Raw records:
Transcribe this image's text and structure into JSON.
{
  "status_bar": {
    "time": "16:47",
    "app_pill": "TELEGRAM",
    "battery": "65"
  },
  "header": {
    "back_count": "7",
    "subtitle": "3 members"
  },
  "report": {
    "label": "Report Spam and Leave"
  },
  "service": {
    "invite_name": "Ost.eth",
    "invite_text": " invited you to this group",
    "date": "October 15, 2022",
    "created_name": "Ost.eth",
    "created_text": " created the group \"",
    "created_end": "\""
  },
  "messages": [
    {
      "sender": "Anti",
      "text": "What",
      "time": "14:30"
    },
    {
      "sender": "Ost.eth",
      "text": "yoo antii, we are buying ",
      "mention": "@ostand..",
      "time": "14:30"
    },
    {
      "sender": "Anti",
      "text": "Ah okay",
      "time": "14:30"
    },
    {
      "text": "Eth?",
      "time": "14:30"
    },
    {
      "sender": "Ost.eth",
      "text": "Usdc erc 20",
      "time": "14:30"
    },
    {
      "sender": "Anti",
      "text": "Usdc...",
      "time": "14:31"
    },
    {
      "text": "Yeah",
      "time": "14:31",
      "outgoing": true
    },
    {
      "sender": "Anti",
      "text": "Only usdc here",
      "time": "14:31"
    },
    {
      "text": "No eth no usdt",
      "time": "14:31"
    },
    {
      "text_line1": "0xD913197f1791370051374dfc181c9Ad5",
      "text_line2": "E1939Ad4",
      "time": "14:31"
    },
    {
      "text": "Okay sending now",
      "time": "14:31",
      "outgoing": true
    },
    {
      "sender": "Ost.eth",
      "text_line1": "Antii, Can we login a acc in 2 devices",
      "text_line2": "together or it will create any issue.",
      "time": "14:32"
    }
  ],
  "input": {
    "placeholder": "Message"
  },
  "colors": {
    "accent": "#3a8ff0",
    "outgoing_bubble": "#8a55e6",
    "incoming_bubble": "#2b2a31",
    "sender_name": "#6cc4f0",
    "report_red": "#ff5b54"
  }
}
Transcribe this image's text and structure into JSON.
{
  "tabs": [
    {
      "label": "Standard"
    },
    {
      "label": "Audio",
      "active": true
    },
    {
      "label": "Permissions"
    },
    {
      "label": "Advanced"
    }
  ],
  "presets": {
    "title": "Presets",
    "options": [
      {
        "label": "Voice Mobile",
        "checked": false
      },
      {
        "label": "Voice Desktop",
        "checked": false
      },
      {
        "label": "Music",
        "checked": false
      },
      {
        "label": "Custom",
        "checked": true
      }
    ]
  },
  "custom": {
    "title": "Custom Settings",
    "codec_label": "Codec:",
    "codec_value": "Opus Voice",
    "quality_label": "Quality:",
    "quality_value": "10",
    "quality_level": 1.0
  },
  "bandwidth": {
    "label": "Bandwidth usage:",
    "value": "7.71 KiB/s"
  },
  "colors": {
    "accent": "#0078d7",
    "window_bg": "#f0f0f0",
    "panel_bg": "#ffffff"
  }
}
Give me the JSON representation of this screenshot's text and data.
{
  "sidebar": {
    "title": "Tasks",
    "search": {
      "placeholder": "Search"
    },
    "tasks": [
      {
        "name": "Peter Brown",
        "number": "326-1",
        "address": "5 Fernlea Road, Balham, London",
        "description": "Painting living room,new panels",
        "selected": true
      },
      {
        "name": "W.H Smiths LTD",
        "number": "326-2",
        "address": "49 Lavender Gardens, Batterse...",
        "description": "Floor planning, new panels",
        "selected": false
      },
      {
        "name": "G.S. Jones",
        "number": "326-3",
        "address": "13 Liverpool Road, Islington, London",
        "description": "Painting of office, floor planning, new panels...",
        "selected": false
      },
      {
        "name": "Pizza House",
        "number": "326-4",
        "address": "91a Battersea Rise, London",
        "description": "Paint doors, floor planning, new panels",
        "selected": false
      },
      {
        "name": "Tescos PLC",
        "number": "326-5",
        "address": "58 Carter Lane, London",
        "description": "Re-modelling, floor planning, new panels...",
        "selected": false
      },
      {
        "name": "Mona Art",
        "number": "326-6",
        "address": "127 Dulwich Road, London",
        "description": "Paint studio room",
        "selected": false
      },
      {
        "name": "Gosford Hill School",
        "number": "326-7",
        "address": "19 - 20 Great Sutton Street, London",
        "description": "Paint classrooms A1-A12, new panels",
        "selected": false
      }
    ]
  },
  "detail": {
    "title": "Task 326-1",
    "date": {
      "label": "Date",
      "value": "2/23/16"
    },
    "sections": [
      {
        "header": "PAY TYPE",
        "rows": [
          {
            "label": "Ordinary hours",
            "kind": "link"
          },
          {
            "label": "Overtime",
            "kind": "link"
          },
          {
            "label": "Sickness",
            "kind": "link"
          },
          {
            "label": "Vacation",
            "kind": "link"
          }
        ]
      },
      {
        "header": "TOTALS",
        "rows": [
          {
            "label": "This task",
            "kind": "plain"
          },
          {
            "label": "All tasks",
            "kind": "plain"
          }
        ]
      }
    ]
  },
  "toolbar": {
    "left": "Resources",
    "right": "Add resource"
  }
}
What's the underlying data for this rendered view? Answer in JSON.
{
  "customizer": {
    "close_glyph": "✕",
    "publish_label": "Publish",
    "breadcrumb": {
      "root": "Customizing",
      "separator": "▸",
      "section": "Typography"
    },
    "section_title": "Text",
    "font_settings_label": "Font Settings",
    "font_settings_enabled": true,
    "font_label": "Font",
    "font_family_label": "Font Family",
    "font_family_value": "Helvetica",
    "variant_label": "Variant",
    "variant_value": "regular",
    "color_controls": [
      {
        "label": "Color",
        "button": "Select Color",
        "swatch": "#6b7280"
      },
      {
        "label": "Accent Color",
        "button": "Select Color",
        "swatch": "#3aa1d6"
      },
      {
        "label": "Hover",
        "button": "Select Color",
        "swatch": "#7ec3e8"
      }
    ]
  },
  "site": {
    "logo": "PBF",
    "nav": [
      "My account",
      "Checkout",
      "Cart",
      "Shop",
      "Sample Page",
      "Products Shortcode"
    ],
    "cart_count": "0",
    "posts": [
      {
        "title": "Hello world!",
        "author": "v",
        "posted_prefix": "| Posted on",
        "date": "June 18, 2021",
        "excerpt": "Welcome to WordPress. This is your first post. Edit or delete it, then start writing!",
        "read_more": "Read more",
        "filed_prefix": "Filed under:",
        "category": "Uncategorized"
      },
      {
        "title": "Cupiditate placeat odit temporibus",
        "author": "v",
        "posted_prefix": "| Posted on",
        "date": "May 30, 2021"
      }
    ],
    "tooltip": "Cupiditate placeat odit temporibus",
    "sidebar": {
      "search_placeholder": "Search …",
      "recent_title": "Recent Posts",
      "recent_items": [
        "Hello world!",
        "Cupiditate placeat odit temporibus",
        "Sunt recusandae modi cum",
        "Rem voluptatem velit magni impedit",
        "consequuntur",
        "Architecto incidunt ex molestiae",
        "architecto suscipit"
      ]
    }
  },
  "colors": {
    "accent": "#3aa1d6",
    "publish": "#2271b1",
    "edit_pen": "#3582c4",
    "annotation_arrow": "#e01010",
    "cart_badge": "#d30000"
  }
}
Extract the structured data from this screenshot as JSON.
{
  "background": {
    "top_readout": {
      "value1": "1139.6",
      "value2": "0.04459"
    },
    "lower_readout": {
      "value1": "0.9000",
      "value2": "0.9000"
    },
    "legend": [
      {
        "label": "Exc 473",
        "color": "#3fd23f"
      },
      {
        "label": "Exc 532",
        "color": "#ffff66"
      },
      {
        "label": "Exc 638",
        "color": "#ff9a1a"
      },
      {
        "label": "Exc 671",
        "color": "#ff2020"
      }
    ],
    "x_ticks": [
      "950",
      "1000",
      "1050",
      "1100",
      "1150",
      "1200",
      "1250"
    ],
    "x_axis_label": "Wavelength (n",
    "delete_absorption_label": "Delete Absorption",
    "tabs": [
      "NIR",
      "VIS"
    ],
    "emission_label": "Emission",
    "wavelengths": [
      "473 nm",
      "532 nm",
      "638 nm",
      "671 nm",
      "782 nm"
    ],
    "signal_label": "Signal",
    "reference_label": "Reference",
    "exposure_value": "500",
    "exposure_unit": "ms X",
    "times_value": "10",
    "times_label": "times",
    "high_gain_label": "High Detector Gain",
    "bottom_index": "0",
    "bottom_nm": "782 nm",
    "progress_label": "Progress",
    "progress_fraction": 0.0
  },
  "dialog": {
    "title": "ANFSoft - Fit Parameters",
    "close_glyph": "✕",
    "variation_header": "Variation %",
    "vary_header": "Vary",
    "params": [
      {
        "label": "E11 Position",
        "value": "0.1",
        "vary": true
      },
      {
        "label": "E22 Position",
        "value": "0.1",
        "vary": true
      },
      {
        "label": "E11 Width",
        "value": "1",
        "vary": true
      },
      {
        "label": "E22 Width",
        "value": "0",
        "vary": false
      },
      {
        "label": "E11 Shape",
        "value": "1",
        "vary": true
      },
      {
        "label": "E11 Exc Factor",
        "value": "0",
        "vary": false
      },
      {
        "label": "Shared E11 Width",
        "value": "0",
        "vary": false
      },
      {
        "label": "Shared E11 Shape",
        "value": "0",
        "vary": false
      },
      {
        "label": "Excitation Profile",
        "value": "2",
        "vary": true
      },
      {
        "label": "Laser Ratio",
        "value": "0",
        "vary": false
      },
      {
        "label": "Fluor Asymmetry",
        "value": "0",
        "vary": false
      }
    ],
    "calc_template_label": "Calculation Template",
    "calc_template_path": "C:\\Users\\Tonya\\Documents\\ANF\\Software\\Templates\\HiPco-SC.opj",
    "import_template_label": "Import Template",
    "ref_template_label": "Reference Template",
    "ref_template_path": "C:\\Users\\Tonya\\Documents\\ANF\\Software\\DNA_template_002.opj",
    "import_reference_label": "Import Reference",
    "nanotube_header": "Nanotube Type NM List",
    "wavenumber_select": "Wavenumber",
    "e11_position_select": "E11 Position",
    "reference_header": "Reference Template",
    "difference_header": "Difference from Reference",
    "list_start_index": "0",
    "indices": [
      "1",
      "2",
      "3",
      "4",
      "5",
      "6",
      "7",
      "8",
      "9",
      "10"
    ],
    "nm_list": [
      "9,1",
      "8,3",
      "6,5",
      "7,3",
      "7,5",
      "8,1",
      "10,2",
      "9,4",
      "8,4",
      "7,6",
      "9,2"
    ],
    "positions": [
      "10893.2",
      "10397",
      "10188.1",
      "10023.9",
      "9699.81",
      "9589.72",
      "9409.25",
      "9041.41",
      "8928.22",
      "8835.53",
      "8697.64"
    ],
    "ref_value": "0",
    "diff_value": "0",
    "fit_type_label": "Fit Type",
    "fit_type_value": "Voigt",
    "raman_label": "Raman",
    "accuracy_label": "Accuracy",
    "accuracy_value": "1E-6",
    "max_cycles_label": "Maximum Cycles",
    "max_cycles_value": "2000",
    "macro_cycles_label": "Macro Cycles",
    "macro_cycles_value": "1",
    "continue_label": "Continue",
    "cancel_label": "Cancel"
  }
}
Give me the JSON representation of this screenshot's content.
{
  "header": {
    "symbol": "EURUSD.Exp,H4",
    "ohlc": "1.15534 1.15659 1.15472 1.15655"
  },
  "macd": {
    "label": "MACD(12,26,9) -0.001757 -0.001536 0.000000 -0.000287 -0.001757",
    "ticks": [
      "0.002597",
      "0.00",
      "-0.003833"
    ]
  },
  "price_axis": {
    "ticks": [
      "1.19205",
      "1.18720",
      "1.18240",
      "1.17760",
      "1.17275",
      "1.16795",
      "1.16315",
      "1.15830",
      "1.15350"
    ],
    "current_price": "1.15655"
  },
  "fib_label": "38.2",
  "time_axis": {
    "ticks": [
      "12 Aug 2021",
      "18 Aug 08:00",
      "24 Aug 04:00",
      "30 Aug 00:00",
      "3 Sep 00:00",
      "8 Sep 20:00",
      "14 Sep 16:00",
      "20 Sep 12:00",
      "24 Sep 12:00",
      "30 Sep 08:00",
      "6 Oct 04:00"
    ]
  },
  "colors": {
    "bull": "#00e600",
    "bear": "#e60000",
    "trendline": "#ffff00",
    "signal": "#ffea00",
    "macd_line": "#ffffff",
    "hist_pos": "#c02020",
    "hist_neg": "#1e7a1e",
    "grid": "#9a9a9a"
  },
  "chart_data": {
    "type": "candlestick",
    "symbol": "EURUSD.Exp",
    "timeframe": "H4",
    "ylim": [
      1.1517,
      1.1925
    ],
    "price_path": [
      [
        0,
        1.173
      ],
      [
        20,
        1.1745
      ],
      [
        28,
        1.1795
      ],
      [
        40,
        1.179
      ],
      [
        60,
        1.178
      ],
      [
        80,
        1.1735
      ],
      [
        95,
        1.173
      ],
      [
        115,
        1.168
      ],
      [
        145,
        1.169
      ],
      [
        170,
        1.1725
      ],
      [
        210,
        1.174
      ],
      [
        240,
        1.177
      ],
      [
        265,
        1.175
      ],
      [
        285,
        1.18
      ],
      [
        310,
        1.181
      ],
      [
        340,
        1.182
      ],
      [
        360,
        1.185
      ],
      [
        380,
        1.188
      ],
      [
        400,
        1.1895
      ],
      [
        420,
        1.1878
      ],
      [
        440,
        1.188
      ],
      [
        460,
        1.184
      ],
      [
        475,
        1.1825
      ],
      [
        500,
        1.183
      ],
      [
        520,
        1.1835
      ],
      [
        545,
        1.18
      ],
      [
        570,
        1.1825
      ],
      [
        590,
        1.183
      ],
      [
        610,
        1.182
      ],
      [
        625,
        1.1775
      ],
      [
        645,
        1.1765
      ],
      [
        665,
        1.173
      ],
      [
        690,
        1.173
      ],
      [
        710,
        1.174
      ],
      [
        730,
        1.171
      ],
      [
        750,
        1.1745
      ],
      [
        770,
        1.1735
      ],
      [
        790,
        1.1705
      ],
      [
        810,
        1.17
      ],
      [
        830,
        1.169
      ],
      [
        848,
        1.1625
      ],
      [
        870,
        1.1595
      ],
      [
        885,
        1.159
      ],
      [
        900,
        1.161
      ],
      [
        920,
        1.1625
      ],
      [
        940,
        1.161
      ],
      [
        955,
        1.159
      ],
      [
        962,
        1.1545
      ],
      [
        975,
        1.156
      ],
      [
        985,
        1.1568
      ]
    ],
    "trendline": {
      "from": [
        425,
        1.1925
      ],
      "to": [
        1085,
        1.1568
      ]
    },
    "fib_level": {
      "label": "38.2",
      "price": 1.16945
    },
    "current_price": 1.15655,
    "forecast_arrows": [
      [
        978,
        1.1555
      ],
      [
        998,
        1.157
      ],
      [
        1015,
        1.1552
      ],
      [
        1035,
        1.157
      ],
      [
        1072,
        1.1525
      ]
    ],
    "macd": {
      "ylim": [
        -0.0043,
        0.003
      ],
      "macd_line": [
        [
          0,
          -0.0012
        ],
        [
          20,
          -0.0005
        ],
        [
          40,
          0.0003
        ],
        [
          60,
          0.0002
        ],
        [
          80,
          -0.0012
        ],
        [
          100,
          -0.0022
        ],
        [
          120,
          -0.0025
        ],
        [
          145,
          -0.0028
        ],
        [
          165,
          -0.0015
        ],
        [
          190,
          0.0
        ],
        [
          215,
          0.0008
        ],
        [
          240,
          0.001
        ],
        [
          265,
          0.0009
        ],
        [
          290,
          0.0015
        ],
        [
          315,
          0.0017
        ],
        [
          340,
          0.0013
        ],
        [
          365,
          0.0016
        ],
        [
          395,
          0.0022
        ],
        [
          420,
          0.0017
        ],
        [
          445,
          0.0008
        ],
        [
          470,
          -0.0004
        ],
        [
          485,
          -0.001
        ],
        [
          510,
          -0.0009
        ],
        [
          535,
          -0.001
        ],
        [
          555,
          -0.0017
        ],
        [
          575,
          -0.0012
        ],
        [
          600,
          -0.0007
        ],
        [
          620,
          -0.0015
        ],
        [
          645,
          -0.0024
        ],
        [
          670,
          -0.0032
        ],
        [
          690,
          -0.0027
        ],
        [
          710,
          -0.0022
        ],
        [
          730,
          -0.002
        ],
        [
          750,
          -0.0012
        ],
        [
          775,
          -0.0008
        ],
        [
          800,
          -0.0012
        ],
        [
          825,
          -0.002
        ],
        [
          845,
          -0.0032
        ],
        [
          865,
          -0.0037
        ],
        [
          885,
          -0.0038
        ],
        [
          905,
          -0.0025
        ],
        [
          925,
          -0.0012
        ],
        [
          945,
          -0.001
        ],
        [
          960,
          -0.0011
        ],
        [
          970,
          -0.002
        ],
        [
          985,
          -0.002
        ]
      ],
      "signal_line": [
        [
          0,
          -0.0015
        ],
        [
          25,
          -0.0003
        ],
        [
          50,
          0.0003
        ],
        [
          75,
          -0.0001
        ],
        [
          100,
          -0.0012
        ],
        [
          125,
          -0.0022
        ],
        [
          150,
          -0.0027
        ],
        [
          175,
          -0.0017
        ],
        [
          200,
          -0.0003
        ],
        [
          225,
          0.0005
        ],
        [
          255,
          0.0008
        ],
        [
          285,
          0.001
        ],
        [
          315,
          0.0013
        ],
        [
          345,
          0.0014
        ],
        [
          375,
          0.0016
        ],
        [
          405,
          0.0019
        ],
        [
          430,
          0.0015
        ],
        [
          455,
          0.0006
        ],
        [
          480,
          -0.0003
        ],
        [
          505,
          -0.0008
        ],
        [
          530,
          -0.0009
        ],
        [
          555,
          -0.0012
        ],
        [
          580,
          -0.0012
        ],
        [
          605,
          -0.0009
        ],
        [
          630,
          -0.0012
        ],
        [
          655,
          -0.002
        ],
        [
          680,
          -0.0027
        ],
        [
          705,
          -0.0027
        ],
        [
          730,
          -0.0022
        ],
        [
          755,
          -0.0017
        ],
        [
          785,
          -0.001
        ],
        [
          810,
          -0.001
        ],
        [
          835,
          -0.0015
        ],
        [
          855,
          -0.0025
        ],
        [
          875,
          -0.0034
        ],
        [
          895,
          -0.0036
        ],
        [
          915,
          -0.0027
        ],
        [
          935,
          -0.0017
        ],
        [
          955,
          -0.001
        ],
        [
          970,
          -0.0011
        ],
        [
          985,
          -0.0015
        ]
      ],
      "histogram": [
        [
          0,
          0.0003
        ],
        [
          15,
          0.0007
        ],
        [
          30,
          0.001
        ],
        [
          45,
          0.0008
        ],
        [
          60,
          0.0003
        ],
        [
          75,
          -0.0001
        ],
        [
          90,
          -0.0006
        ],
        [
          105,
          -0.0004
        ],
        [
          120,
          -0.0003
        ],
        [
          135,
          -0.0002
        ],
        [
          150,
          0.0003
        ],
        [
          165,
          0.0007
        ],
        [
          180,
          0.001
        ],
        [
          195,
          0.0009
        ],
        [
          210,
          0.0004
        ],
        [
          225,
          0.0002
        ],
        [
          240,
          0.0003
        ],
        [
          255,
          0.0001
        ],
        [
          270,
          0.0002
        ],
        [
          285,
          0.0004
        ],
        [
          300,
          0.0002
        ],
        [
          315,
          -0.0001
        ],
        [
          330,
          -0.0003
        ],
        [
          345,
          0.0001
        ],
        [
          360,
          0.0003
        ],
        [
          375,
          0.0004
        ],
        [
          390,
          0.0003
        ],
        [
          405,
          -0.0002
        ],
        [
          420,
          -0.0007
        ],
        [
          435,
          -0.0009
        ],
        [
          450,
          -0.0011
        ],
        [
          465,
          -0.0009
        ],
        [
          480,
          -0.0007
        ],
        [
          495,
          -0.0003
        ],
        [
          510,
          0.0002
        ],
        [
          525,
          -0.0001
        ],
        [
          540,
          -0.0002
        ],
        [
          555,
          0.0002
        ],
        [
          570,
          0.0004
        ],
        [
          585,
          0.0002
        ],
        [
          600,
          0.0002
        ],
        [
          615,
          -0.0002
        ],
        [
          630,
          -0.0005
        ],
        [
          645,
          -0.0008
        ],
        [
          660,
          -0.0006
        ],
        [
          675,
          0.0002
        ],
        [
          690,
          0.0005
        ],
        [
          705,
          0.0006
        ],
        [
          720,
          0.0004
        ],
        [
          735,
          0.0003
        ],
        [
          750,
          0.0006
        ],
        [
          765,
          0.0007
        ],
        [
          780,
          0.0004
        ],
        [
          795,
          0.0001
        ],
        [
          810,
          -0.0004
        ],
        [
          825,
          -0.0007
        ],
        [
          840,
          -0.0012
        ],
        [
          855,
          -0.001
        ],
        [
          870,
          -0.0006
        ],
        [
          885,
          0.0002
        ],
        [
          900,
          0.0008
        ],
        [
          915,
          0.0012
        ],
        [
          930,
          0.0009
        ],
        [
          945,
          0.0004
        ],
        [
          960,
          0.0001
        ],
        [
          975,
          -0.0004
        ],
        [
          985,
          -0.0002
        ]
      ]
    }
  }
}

Instruction: Go through the listing above and work out how many lines contain the string "Road". Reply with the number alone.

Written solution: 3